Stored entries:
•••

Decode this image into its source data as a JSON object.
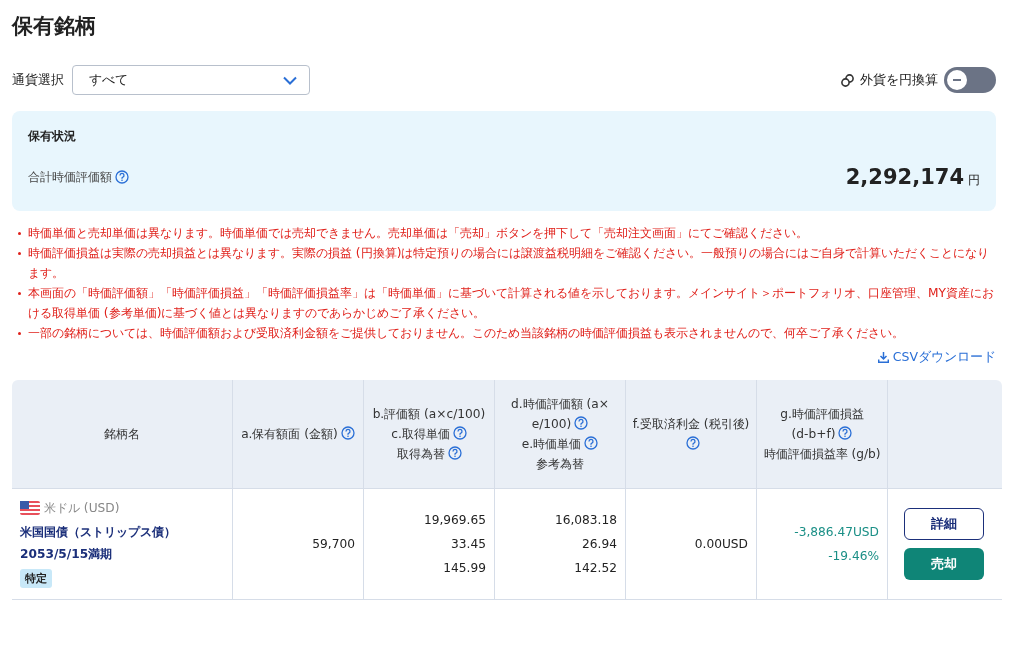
{
  "page_title": "保有銘柄",
  "currency_filter": {
    "label": "通貨選択",
    "value": "すべて"
  },
  "yen_toggle": {
    "label": "外貨を円換算",
    "on": false
  },
  "summary": {
    "title": "保有状況",
    "total_label": "合計時価評価額",
    "total_value": "2,292,174",
    "unit": "円"
  },
  "notes": [
    "時価単価と売却単価は異なります。時価単価では売却できません。売却単価は「売却」ボタンを押下して「売却注文画面」にてご確認ください。",
    "時価評価損益は実際の売却損益とは異なります。実際の損益 (円換算)は特定預りの場合には譲渡益税明細をご確認ください。一般預りの場合にはご自身で計算いただくことになります。",
    "本画面の「時価評価額」「時価評価損益」「時価評価損益率」は「時価単価」に基づいて計算される値を示しております。メインサイト＞ポートフォリオ、口座管理、MY資産における取得単価 (参考単価)に基づく値とは異なりますのであらかじめご了承ください。",
    "一部の銘柄については、時価評価額および受取済利金額をご提供しておりません。このため当該銘柄の時価評価損益も表示されませんので、何卒ご了承ください。"
  ],
  "csv_link": "CSVダウンロード",
  "table": {
    "columns": [
      {
        "lines": [
          {
            "text": "銘柄名",
            "help": false
          }
        ]
      },
      {
        "lines": [
          {
            "text": "a.保有額面 (金額)",
            "help": true
          }
        ]
      },
      {
        "lines": [
          {
            "text": "b.評価額 (a×c/100)",
            "help": false
          },
          {
            "text": "c.取得単価",
            "help": true
          },
          {
            "text": "取得為替",
            "help": true
          }
        ]
      },
      {
        "lines": [
          {
            "text": "d.時価評価額 (a×",
            "help": false
          },
          {
            "text": "e/100)",
            "help": true
          },
          {
            "text": "e.時価単価",
            "help": true
          },
          {
            "text": "参考為替",
            "help": false
          }
        ]
      },
      {
        "lines": [
          {
            "text": "f.受取済利金 (税引後)",
            "help": true
          }
        ]
      },
      {
        "lines": [
          {
            "text": "g.時価評価損益",
            "help": false
          },
          {
            "text": "(d-b+f)",
            "help": true
          },
          {
            "text": "時価評価損益率 (g/b)",
            "help": false
          }
        ]
      },
      {}
    ],
    "rows": [
      {
        "currency": "米ドル (USD)",
        "name": "米国国債（ストリップス債） 2053/5/15満期",
        "tag": "特定",
        "face_amount": "59,700",
        "valuation": [
          "19,969.65",
          "33.45",
          "145.99"
        ],
        "market_value": [
          "16,083.18",
          "26.94",
          "142.52"
        ],
        "interest": "0.00USD",
        "gain": [
          "-3,886.47USD",
          "-19.46%"
        ],
        "buttons": [
          {
            "kind": "outline",
            "label": "詳細"
          },
          {
            "kind": "primary",
            "label": "売却"
          }
        ]
      }
    ]
  }
}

•••

◆ Problem to work on ◆
Omit the pictures, then output the rest of the listing exactly.

◆ Task output ◆
Decode this image into its source data as a JSON object.
{
  "page_title": "保有銘柄",
  "currency_filter": {
    "label": "通貨選択",
    "value": "すべて"
  },
  "yen_toggle": {
    "label": "外貨を円換算",
    "on": false
  },
  "summary": {
    "title": "保有状況",
    "total_label": "合計時価評価額",
    "total_value": "2,292,174",
    "unit": "円"
  },
  "notes": [
    "時価単価と売却単価は異なります。時価単価では売却できません。売却単価は「売却」ボタンを押下して「売却注文画面」にてご確認ください。",
    "時価評価損益は実際の売却損益とは異なります。実際の損益 (円換算)は特定預りの場合には譲渡益税明細をご確認ください。一般預りの場合にはご自身で計算いただくことになります。",
    "本画面の「時価評価額」「時価評価損益」「時価評価損益率」は「時価単価」に基づいて計算される値を示しております。メインサイト＞ポートフォリオ、口座管理、MY資産における取得単価 (参考単価)に基づく値とは異なりますのであらかじめご了承ください。",
    "一部の銘柄については、時価評価額および受取済利金額をご提供しておりません。このため当該銘柄の時価評価損益も表示されませんので、何卒ご了承ください。"
  ],
  "csv_link": "CSVダウンロード",
  "table": {
    "columns": [
      {
        "lines": [
          {
            "text": "銘柄名",
            "help": false
          }
        ]
      },
      {
        "lines": [
          {
            "text": "a.保有額面 (金額)",
            "help": true
          }
        ]
      },
      {
        "lines": [
          {
            "text": "b.評価額 (a×c/100)",
            "help": false
          },
          {
            "text": "c.取得単価",
            "help": true
          },
          {
            "text": "取得為替",
            "help": true
          }
        ]
      },
      {
        "lines": [
          {
            "text": "d.時価評価額 (a×",
            "help": false
          },
          {
            "text": "e/100)",
            "help": true
          },
          {
            "text": "e.時価単価",
            "help": true
          },
          {
            "text": "参考為替",
            "help": false
          }
        ]
      },
      {
        "lines": [
          {
            "text": "f.受取済利金 (税引後)",
            "help": true
          }
        ]
      },
      {
        "lines": [
          {
            "text": "g.時価評価損益",
            "help": false
          },
          {
            "text": "(d-b+f)",
            "help": true
          },
          {
            "text": "時価評価損益率 (g/b)",
            "help": false
          }
        ]
      },
      {}
    ],
    "rows": [
      {
        "currency": "米ドル (USD)",
        "name": "米国国債（ストリップス債） 2053/5/15満期",
        "tag": "特定",
        "face_amount": "59,700",
        "valuation": [
          "19,969.65",
          "33.45",
          "145.99"
        ],
        "market_value": [
          "16,083.18",
          "26.94",
          "142.52"
        ],
        "interest": "0.00USD",
        "gain": [
          "-3,886.47USD",
          "-19.46%"
        ],
        "buttons": [
          {
            "kind": "outline",
            "label": "詳細"
          },
          {
            "kind": "primary",
            "label": "売却"
          }
        ]
      }
    ]
  }
}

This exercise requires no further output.